**DATA EXTRACT**:
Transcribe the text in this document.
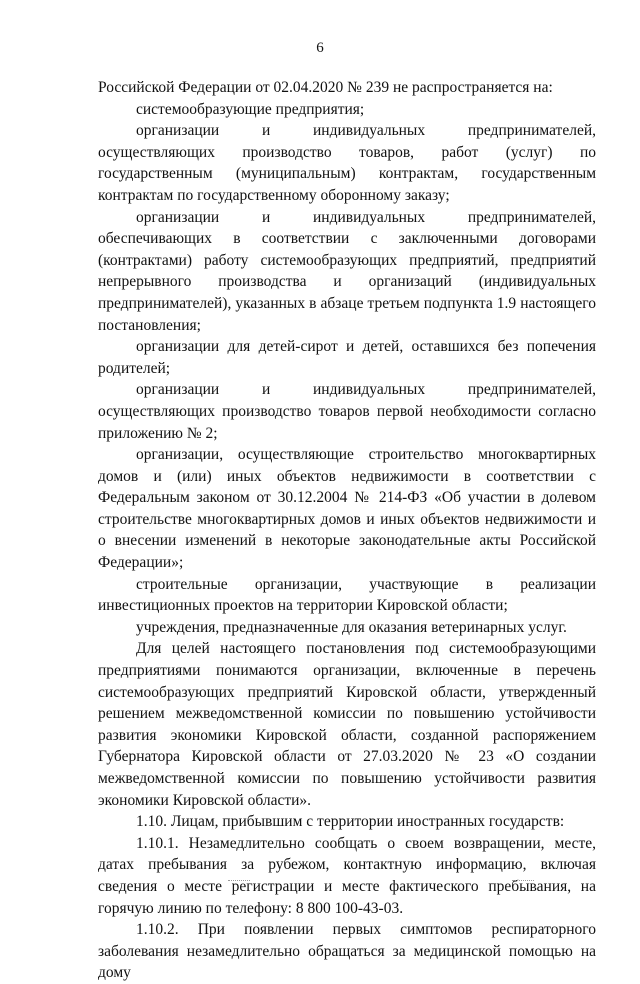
6

Российской Федерации от 02.04.2020 № 239 не распространяется на:

системообразующие предприятия;

организации и индивидуальных предпринимателей, осуществляющих производство товаров, работ (услуг) по государственным (муниципальным) контрактам, государственным контрактам по государственному оборонному заказу;

организации и индивидуальных предпринимателей, обеспечивающих в соответствии с заключенными договорами (контрактами) работу системообразующих предприятий, предприятий непрерывного производства и организаций (индивидуальных предпринимателей), указанных в абзаце третьем подпункта 1.9 настоящего постановления;

организации для детей-сирот и детей, оставшихся без попечения родителей;

организации и индивидуальных предпринимателей, осуществляющих производство товаров первой необходимости согласно приложению № 2;

организации, осуществляющие строительство многоквартирных домов и (или) иных объектов недвижимости в соответствии с Федеральным законом от 30.12.2004 № 214-ФЗ «Об участии в долевом строительстве многоквартирных домов и иных объектов недвижимости и о внесении изменений в некоторые законодательные акты Российской Федерации»;

строительные организации, участвующие в реализации инвестиционных проектов на территории Кировской области;

учреждения, предназначенные для оказания ветеринарных услуг.

Для целей настоящего постановления под системообразующими предприятиями понимаются организации, включенные в перечень системообразующих предприятий Кировской области, утвержденный решением межведомственной комиссии по повышению устойчивости развития экономики Кировской области, созданной распоряжением Губернатора Кировской области от 27.03.2020 № 23 «О создании межведомственной комиссии по повышению устойчивости развития экономики Кировской области».

1.10. Лицам, прибывшим с территории иностранных государств:

1.10.1. Незамедлительно сообщать о своем возвращении, месте, датах пребывания за рубежом, контактную информацию, включая сведения о месте регистрации и месте фактического пребывания, на горячую линию по телефону: 8 800 100-43-03.

1.10.2. При появлении первых симптомов респираторного заболевания незамедлительно обращаться за медицинской помощью на дому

**EXERCISE DIRECTIONS**:
Report the number of lines of the listing above that hold the string "территории", with no other text.

**TASK RESPONSE**:
2